▸ **Available data**

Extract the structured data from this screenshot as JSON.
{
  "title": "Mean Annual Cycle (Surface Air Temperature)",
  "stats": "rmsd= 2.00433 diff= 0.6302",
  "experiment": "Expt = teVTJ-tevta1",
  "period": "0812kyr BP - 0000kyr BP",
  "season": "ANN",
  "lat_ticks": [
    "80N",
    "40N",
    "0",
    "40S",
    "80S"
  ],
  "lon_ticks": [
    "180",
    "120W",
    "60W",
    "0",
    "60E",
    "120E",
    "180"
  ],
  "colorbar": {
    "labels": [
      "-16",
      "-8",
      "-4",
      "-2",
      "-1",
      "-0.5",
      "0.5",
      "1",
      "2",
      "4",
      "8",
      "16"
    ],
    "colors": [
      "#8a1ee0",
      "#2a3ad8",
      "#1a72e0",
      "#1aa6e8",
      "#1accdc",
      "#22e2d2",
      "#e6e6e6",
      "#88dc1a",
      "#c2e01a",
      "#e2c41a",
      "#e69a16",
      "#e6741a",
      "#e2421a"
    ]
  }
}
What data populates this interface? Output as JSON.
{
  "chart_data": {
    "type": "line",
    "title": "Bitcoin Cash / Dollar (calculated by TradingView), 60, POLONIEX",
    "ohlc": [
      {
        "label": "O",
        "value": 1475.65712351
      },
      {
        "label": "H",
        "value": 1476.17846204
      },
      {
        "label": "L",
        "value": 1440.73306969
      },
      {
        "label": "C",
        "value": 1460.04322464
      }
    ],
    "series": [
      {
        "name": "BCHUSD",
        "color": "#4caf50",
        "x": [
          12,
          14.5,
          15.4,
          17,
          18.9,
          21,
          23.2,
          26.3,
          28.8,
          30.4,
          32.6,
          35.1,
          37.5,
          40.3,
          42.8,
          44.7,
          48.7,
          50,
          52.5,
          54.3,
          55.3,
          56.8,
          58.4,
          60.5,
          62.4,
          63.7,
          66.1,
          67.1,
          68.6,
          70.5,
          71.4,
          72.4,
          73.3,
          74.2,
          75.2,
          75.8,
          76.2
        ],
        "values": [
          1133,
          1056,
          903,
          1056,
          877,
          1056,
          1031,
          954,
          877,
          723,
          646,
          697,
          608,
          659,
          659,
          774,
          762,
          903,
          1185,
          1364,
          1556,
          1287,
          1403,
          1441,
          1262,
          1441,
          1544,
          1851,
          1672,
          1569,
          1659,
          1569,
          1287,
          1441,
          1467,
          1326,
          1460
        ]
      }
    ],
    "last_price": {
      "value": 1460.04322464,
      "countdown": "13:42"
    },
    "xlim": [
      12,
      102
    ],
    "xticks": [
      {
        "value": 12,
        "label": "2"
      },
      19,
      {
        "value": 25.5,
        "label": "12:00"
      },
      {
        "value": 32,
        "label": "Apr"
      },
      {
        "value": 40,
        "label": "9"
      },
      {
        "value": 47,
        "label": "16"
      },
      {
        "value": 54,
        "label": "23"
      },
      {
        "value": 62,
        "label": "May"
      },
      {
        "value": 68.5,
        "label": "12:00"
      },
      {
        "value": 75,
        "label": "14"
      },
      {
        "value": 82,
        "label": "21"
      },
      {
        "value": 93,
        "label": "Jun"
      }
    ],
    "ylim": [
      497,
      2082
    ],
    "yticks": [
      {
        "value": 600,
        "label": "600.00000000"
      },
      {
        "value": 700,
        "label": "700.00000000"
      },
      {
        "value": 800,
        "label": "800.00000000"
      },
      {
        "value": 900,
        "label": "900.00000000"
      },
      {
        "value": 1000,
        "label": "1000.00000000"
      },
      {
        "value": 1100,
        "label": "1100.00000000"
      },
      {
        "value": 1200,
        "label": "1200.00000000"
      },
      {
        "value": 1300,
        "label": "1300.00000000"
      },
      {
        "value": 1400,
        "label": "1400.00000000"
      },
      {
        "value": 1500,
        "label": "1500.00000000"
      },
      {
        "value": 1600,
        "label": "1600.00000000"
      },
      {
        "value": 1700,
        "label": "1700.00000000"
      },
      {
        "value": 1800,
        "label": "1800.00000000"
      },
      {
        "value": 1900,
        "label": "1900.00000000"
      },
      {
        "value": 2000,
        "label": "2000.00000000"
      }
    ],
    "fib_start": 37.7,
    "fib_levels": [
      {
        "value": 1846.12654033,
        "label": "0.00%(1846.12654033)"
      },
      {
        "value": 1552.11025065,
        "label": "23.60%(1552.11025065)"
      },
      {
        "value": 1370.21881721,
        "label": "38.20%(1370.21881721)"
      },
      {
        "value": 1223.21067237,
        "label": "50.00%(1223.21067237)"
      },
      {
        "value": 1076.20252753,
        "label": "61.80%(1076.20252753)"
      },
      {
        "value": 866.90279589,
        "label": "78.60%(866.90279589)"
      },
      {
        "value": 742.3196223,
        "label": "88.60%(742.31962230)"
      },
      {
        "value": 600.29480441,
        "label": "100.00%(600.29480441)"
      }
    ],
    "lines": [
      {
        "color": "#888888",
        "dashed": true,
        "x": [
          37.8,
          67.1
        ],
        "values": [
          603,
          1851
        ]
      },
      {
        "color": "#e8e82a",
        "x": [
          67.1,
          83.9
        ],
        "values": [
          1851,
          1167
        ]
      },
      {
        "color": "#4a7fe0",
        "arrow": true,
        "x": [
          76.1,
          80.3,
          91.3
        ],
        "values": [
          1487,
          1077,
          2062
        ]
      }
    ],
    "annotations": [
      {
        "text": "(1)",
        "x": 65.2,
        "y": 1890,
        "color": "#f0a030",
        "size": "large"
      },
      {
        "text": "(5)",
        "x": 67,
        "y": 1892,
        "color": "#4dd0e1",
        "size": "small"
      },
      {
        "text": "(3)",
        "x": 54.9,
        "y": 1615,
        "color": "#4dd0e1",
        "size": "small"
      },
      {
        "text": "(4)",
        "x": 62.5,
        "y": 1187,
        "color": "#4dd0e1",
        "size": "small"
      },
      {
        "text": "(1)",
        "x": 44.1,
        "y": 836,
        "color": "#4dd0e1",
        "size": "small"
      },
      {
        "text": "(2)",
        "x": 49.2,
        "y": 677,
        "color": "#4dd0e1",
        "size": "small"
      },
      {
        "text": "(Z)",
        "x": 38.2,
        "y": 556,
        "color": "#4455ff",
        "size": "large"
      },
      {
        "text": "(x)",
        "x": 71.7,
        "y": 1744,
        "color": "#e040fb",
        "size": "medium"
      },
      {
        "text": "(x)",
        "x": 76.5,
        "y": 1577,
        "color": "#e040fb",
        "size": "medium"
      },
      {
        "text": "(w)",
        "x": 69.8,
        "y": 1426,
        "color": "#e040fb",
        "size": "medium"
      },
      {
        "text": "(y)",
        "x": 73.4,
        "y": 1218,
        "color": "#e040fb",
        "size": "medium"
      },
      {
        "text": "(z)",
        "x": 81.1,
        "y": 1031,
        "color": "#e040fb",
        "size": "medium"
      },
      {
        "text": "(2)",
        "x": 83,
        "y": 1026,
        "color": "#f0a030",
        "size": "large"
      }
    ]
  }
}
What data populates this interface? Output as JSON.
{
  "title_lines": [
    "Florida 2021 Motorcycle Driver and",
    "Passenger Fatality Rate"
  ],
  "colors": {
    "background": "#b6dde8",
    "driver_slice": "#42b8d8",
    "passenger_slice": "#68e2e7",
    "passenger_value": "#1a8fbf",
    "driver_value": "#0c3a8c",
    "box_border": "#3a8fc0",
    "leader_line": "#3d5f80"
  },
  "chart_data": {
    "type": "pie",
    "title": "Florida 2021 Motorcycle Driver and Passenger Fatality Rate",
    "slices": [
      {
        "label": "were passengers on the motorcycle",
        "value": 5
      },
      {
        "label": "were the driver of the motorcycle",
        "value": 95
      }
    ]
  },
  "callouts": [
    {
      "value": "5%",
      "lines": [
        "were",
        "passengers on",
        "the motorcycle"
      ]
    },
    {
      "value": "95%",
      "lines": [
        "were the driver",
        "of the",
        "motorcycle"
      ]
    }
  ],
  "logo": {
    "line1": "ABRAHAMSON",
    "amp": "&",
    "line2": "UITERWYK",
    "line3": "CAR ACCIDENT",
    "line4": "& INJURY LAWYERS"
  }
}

▸ **What is required**
Some lines of the records may hold the word "Florida". How many do? Answer with a number and nothing else.

▸ **Exercise answer**
2